▶ **What is required**
Please transcribe the part of the records that opens with the line containing "Enumerate the UI" and closes with the line containing "participants-sidebar: Ms. An", copying those lines exactly.

***

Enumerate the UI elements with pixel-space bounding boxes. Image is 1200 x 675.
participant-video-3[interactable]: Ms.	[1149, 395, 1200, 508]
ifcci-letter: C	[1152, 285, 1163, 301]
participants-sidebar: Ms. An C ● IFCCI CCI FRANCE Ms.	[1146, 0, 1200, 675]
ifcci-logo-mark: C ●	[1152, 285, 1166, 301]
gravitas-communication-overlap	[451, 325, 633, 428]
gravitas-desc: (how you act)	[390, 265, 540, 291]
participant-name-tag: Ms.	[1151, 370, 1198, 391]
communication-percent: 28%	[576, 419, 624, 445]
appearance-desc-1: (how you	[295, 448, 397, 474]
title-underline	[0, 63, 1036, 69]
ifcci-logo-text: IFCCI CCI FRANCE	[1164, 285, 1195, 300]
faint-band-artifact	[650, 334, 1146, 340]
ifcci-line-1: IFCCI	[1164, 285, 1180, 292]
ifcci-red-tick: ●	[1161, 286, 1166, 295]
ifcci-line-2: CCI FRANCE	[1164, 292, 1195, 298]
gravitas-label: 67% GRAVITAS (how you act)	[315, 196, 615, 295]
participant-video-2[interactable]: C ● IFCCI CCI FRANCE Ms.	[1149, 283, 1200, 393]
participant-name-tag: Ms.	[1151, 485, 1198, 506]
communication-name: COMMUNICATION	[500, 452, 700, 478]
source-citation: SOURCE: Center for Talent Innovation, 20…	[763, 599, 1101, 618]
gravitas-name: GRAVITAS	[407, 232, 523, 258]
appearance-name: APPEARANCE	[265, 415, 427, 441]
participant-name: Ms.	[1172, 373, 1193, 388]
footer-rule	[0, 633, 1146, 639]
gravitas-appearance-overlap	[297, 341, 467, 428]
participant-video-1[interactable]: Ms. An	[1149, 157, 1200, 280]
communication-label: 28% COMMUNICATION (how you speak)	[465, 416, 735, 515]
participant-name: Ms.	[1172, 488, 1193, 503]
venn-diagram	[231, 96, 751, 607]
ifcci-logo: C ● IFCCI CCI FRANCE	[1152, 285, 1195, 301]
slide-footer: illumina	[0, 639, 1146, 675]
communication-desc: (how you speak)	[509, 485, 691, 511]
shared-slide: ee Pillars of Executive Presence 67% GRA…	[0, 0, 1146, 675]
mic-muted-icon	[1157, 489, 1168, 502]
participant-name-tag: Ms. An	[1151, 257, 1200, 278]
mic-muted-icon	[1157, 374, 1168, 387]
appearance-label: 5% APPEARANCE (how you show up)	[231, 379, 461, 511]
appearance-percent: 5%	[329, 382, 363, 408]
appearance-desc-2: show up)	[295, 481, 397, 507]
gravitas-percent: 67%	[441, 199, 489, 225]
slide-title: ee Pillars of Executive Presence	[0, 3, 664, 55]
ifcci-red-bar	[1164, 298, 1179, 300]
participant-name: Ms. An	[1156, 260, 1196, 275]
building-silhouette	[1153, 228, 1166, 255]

***

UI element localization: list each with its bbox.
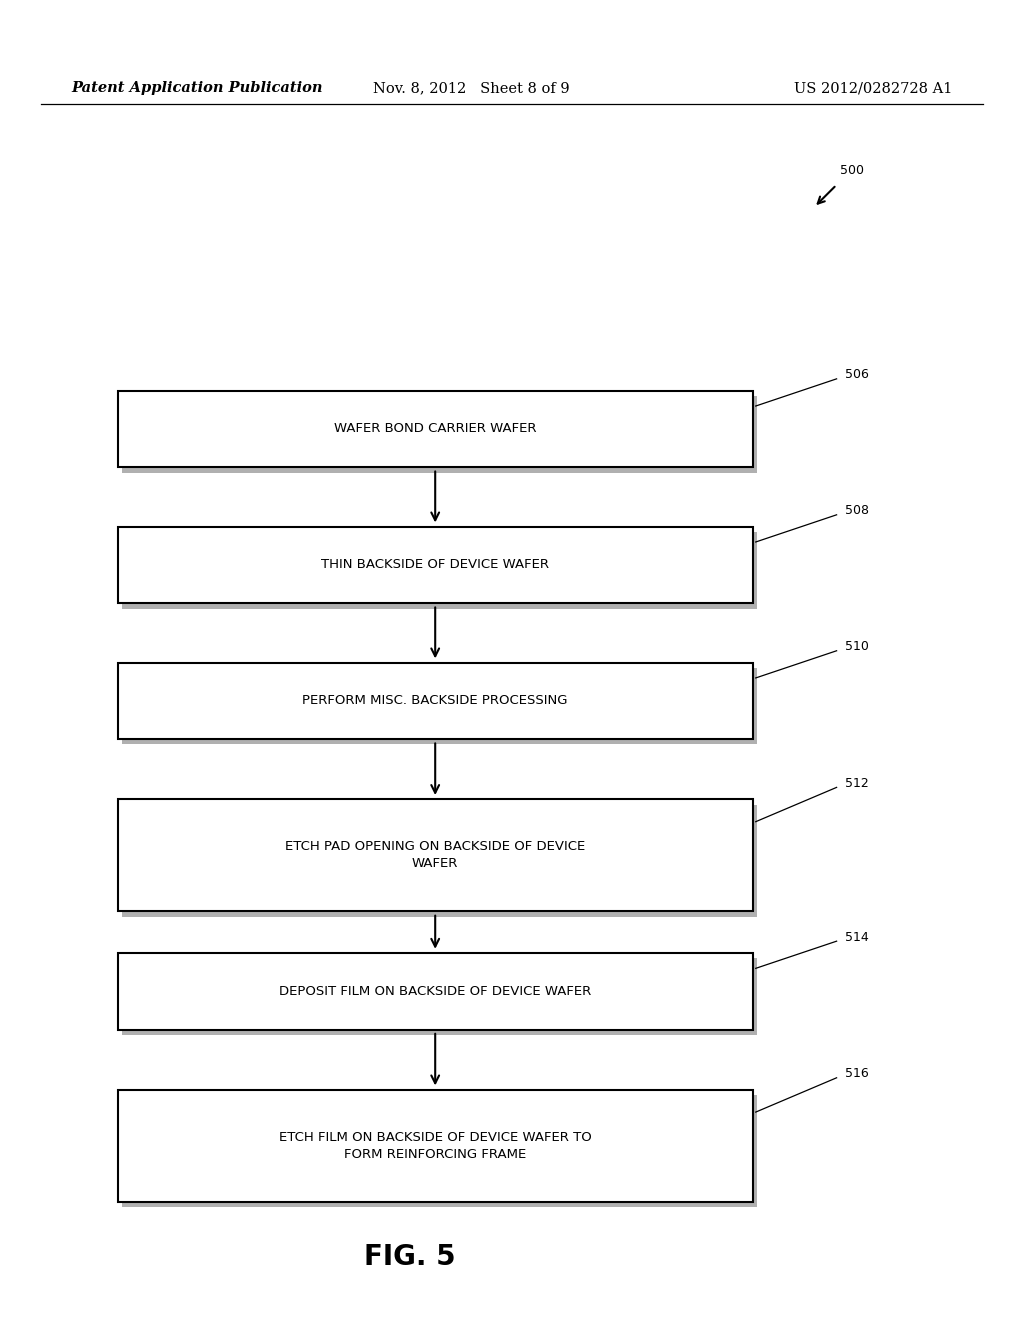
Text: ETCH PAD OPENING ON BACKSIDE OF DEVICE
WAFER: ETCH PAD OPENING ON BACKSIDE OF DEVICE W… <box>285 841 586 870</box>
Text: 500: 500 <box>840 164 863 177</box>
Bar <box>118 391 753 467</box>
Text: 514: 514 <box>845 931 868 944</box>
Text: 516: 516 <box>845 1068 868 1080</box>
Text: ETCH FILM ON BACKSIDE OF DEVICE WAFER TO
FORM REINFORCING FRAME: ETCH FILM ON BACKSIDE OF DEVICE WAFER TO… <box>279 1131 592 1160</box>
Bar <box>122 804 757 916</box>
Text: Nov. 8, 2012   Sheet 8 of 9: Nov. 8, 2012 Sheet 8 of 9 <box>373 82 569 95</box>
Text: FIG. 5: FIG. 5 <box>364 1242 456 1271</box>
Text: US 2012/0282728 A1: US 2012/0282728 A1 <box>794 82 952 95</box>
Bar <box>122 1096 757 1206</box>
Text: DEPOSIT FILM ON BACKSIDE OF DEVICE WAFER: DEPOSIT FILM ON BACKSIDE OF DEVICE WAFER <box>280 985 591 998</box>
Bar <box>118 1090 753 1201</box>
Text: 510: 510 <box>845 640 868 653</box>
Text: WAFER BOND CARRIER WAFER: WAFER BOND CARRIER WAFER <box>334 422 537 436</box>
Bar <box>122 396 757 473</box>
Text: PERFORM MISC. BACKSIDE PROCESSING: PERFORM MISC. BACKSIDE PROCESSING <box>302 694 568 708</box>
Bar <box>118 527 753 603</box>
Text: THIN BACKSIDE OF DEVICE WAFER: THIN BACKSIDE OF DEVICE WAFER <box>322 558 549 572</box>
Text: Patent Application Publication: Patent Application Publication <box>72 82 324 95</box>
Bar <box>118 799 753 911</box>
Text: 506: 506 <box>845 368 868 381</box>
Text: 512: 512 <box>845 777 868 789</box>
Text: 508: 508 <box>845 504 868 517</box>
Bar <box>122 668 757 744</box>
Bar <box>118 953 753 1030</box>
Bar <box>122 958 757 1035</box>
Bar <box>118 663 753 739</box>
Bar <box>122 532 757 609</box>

***

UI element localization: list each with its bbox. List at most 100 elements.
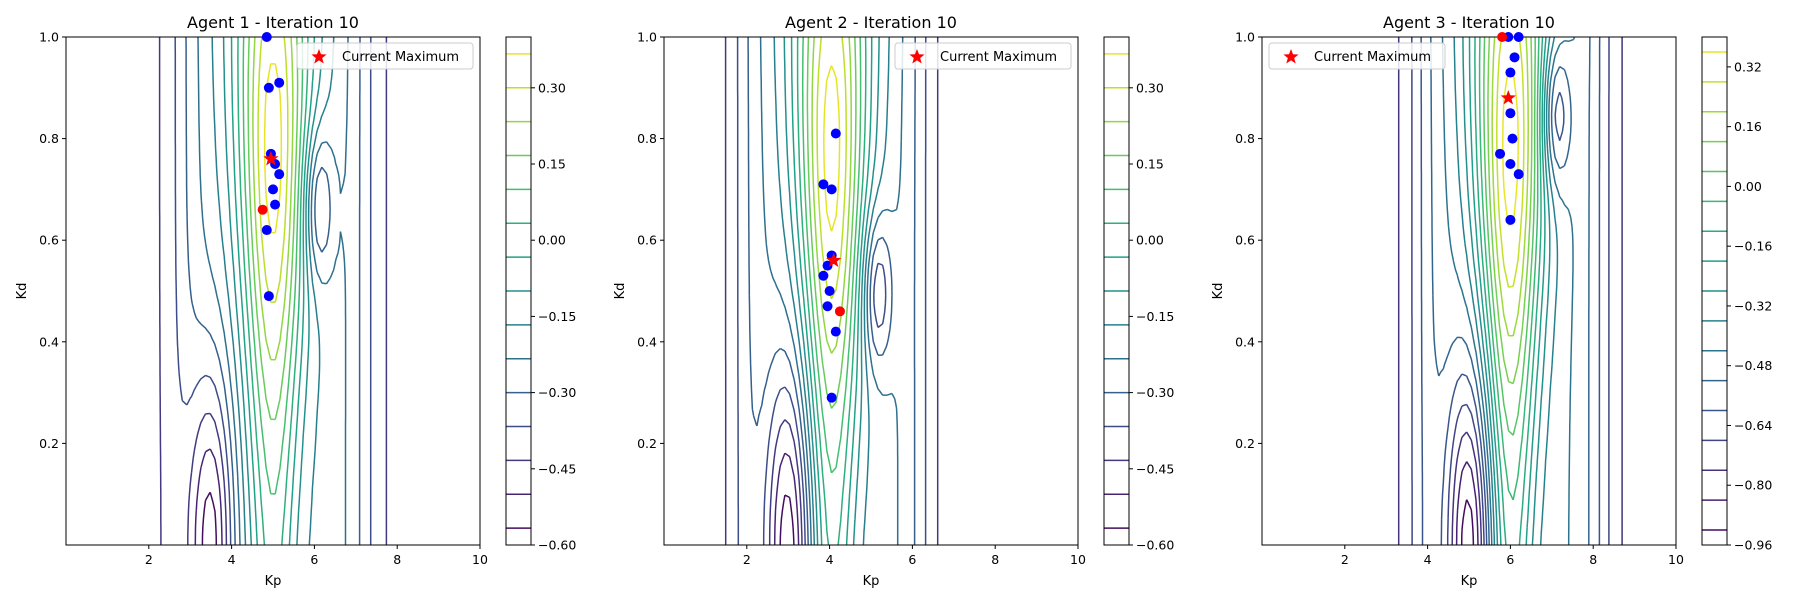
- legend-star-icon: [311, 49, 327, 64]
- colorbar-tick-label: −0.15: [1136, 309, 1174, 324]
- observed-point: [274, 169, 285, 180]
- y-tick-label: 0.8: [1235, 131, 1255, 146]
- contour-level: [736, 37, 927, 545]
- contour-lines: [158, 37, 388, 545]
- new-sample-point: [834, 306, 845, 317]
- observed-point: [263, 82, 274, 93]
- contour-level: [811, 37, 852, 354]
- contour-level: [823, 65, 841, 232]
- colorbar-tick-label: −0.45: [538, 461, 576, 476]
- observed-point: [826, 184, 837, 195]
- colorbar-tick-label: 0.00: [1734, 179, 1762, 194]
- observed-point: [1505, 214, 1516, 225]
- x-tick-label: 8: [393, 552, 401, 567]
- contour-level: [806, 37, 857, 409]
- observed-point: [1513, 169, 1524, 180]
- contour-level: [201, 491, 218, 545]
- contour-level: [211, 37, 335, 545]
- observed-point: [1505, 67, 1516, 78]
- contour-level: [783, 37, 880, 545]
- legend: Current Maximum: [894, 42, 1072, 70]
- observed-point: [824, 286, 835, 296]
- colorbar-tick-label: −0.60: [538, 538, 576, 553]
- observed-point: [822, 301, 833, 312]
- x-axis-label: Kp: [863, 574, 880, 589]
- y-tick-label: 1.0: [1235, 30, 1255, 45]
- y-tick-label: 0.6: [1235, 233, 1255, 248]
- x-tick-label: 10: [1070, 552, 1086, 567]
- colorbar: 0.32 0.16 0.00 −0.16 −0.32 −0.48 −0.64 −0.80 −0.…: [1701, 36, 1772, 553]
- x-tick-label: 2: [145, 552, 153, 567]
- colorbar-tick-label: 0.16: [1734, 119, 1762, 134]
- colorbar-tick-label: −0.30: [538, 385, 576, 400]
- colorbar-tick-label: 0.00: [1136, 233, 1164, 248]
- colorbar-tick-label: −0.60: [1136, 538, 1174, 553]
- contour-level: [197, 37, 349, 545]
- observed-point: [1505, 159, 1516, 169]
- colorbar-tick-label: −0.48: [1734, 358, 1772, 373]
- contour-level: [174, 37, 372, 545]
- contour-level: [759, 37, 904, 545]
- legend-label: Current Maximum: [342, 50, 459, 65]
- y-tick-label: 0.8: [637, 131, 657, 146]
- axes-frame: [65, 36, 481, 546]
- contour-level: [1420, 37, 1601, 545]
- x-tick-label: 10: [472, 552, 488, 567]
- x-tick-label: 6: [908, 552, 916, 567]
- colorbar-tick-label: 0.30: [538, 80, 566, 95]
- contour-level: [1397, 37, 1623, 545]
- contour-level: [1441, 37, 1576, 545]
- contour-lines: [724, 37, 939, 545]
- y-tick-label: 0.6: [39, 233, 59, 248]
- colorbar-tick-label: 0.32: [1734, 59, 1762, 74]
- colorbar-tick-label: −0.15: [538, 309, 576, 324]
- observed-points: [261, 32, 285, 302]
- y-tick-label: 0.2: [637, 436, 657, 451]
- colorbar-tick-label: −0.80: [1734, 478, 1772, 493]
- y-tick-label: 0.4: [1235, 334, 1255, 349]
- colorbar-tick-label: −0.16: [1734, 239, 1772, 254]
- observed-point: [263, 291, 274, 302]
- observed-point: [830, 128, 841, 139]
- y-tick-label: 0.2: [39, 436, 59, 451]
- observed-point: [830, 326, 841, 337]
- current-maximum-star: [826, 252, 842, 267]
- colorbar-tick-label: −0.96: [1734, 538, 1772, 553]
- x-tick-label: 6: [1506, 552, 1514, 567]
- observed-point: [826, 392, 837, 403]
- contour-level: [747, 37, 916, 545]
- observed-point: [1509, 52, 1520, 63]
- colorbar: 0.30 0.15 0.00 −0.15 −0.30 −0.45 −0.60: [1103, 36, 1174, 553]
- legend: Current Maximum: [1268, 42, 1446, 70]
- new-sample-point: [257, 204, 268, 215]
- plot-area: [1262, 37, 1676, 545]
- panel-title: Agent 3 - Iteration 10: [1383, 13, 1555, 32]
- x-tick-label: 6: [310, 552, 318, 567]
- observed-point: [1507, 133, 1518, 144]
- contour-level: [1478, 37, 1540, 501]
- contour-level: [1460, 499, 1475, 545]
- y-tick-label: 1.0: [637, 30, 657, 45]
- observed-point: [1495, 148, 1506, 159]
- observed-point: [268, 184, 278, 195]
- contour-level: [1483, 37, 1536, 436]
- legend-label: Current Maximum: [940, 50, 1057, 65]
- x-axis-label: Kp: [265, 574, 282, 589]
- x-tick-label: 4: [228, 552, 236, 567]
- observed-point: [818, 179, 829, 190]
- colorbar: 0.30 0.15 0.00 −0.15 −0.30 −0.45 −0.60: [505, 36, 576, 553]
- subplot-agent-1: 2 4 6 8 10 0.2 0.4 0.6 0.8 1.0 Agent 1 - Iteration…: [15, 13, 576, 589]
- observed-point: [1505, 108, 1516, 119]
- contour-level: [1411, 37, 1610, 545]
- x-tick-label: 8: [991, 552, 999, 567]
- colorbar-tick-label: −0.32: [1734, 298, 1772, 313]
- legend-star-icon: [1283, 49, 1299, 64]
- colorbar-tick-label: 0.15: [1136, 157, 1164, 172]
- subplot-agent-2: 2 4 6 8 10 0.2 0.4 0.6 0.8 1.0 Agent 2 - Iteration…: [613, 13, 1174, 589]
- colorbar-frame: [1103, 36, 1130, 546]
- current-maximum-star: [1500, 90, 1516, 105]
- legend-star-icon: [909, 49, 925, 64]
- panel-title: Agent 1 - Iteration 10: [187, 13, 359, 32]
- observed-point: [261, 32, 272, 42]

***

▶ **Task response**
Enumerate the UI elements with pixel-space bounding boxes. Image is 1200 x 675.
participant-video-3[interactable]: Ms.	[1149, 395, 1200, 508]
ifcci-letter: C	[1152, 285, 1163, 301]
participants-sidebar: Ms. An C ● IFCCI CCI FRANCE Ms.	[1146, 0, 1200, 675]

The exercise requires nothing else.